### WHAT THE TASK REQUIRES
Copy each line containing the word "meinem" from the records that follow, please.

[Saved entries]

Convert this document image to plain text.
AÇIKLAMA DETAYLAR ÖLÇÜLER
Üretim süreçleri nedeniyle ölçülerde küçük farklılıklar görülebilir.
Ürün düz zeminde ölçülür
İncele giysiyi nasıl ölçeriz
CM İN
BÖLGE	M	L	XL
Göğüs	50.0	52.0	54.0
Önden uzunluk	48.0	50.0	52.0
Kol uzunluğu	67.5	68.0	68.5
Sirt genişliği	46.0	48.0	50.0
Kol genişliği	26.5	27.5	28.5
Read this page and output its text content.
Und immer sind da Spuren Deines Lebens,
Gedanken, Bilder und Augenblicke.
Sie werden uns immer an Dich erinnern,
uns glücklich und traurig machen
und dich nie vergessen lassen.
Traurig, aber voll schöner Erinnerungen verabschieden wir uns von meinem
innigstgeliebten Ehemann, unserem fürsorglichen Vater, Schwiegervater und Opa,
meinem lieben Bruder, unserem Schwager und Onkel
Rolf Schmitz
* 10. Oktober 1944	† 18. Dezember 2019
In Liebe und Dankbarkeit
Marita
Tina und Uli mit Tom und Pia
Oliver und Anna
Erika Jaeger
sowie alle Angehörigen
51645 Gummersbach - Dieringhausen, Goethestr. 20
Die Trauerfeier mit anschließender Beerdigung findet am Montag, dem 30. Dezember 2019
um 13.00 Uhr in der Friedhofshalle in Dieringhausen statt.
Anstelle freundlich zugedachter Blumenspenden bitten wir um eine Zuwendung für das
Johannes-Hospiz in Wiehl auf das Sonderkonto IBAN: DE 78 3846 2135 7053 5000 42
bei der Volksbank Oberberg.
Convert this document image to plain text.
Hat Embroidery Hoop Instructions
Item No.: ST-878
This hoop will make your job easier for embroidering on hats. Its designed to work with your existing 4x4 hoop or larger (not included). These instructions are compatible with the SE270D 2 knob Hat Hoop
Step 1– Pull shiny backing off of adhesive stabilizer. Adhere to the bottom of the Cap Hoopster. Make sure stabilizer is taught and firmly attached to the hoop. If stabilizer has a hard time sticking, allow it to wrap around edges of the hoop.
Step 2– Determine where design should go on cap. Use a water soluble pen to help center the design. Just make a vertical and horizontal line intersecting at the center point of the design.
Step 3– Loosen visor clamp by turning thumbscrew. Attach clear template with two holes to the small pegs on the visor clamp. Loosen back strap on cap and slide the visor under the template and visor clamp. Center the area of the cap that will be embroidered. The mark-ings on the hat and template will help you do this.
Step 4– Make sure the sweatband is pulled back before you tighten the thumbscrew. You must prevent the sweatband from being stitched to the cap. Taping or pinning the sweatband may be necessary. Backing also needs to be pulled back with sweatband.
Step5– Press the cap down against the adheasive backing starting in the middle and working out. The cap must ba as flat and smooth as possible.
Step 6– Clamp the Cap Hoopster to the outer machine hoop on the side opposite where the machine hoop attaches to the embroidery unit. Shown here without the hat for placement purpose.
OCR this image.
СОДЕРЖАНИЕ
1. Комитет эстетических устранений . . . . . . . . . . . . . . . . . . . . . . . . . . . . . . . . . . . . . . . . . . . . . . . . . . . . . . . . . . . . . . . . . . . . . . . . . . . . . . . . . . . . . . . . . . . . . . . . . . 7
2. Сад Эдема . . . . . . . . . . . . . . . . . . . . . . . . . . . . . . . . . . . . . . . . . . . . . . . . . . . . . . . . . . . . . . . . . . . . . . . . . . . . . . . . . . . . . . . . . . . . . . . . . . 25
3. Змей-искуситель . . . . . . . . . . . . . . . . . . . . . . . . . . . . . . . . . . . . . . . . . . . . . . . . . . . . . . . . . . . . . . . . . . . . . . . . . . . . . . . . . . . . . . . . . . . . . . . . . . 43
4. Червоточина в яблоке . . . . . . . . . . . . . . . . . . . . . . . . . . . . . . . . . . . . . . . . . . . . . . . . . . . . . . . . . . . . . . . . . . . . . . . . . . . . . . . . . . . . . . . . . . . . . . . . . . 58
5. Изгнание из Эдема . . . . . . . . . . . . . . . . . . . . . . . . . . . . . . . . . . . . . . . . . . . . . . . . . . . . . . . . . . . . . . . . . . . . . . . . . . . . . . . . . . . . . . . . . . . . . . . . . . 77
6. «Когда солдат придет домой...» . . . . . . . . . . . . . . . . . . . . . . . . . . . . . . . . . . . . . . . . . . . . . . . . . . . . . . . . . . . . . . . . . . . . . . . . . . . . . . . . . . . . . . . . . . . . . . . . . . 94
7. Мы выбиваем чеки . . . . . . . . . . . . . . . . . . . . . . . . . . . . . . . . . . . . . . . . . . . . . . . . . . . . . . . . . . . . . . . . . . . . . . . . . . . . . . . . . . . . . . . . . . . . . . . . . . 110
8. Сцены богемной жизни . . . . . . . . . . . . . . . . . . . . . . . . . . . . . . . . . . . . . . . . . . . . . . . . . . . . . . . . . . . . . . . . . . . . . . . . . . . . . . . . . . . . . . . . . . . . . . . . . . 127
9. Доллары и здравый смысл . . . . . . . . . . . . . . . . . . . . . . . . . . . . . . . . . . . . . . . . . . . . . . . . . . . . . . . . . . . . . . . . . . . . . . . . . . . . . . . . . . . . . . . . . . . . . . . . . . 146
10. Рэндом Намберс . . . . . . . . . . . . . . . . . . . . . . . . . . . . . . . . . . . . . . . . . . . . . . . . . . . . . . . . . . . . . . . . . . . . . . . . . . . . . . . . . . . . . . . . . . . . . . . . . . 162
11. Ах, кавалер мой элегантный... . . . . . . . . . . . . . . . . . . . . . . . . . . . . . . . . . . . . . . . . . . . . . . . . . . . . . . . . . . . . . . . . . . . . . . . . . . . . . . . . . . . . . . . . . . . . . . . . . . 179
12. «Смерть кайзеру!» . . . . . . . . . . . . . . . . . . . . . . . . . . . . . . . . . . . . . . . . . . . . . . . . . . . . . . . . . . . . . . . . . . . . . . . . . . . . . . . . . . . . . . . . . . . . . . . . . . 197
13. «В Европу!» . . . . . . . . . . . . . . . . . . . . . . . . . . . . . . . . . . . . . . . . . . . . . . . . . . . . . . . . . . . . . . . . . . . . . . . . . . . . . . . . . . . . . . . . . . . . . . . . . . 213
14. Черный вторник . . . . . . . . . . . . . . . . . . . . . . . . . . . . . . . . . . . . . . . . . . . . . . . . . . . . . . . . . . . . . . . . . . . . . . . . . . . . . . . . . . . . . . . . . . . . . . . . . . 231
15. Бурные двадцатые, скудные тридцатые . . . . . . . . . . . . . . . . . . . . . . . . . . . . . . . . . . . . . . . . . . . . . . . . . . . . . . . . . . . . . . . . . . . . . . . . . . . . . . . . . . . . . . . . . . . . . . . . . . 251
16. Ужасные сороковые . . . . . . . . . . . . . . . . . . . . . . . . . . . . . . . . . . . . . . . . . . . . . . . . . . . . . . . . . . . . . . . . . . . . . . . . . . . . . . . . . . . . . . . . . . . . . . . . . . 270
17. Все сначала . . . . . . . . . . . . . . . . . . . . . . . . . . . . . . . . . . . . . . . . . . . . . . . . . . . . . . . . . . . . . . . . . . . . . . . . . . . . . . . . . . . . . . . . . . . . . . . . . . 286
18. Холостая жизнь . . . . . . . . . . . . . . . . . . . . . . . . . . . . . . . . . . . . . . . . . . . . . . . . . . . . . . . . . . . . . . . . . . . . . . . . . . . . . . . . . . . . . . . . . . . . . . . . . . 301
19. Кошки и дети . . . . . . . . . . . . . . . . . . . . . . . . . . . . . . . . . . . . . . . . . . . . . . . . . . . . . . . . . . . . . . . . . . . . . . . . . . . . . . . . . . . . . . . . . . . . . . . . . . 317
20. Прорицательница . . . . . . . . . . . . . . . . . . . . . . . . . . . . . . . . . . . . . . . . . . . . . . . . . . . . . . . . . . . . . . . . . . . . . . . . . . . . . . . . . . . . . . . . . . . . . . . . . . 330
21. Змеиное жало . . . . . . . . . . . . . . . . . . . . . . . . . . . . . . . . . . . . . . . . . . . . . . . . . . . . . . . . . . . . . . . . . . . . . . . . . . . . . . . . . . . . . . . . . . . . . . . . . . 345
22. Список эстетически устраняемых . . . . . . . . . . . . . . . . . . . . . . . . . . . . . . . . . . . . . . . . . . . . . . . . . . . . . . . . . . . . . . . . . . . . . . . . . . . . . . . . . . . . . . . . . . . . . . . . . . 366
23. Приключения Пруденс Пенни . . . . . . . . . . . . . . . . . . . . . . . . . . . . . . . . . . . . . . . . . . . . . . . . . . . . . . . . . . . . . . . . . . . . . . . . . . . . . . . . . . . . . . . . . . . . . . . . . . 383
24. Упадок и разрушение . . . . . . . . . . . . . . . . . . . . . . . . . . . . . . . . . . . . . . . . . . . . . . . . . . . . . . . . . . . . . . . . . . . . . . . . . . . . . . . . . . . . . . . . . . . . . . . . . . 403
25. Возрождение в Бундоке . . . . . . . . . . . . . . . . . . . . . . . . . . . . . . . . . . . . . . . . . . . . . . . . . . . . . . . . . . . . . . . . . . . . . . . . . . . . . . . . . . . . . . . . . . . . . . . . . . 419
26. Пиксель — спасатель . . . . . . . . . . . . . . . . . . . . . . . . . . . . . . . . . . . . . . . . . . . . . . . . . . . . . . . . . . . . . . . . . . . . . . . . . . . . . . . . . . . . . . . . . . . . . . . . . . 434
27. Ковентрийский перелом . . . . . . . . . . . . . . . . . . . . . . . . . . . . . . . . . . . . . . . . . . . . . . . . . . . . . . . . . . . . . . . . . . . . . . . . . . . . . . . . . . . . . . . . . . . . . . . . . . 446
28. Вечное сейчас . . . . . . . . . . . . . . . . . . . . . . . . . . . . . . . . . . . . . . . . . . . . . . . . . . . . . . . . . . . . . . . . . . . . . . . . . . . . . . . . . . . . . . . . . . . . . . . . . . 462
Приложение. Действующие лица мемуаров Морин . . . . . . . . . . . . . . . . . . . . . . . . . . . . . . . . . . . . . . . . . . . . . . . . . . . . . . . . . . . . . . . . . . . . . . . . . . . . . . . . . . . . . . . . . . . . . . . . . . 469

### RESPONSE TO THIS TASK
Traurig, aber voll schöner Erinnerungen verabschieden wir uns von meinem
meinem lieben Bruder, unserem Schwager und Onkel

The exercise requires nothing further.